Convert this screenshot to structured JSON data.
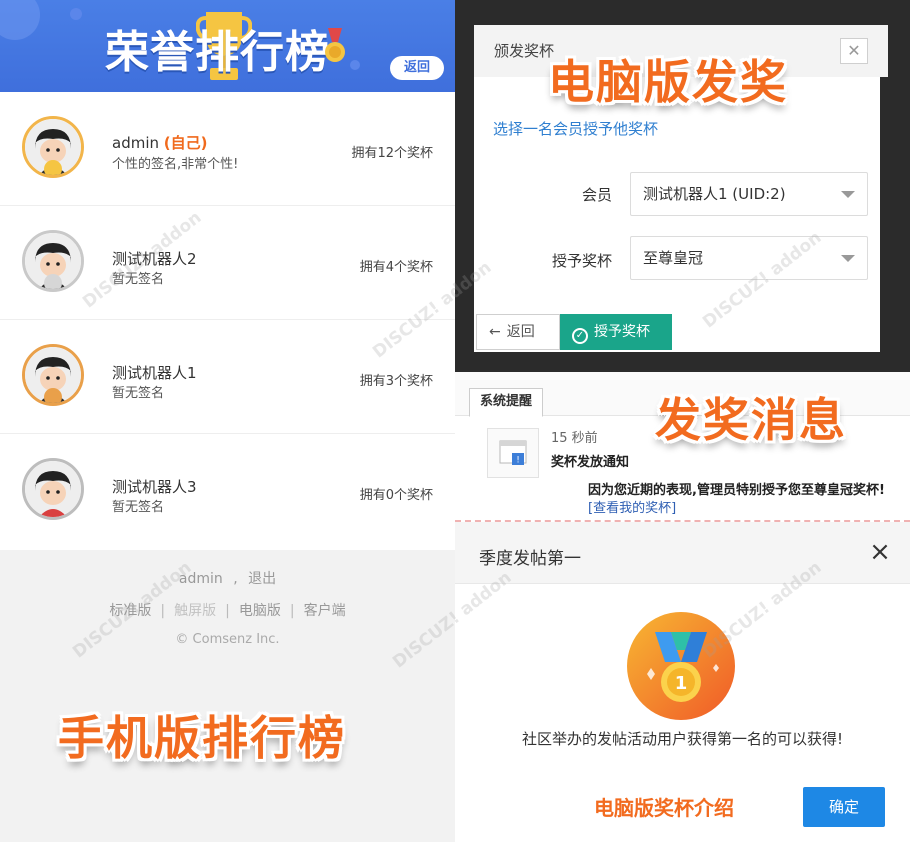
{
  "mobile_rank": {
    "title": "荣誉排行榜",
    "back_label": "返回",
    "rows": [
      {
        "name": "admin",
        "self_tag": "(自己)",
        "signature": "个性的签名,非常个性!",
        "count": "拥有12个奖杯",
        "badge": "1"
      },
      {
        "name": "测试机器人2",
        "signature": "暂无签名",
        "count": "拥有4个奖杯",
        "badge": "2"
      },
      {
        "name": "测试机器人1",
        "signature": "暂无签名",
        "count": "拥有3个奖杯",
        "badge": "3"
      },
      {
        "name": "测试机器人3",
        "signature": "暂无签名",
        "count": "拥有0个奖杯"
      }
    ],
    "footer": {
      "user": "admin",
      "logout": "退出",
      "links": [
        "标准版",
        "触屏版",
        "电脑版",
        "客户端"
      ],
      "copyright": "© Comsenz Inc."
    },
    "caption": "手机版排行榜"
  },
  "award_dialog": {
    "title": "颁发奖杯",
    "caption": "电脑版发奖",
    "link_text": "选择一名会员授予他奖杯",
    "member_label": "会员",
    "member_value": "测试机器人1 (UID:2)",
    "award_label": "授予奖杯",
    "award_value": "至尊皇冠",
    "back_label": "返回",
    "grant_label": "授予奖杯"
  },
  "notice": {
    "tab": "系统提醒",
    "caption": "发奖消息",
    "time": "15 秒前",
    "title": "奖杯发放通知",
    "body": "因为您近期的表现,管理员特别授予您至尊皇冠奖杯!",
    "link": "[查看我的奖杯]"
  },
  "intro": {
    "title": "季度发帖第一",
    "medal_number": "1",
    "description": "社区举办的发帖活动用户获得第一名的可以获得!",
    "caption": "电脑版奖杯介绍",
    "confirm_label": "确定"
  },
  "colors": {
    "header_blue": "#3f6fdc",
    "caption_orange": "#f26b1f",
    "grant_green": "#1aa58a",
    "confirm_blue": "#1e88e5",
    "link_blue": "#2f7fd0"
  }
}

Stated task: State how many lines above include the word "count", and nothing more.

Answer to this problem: 4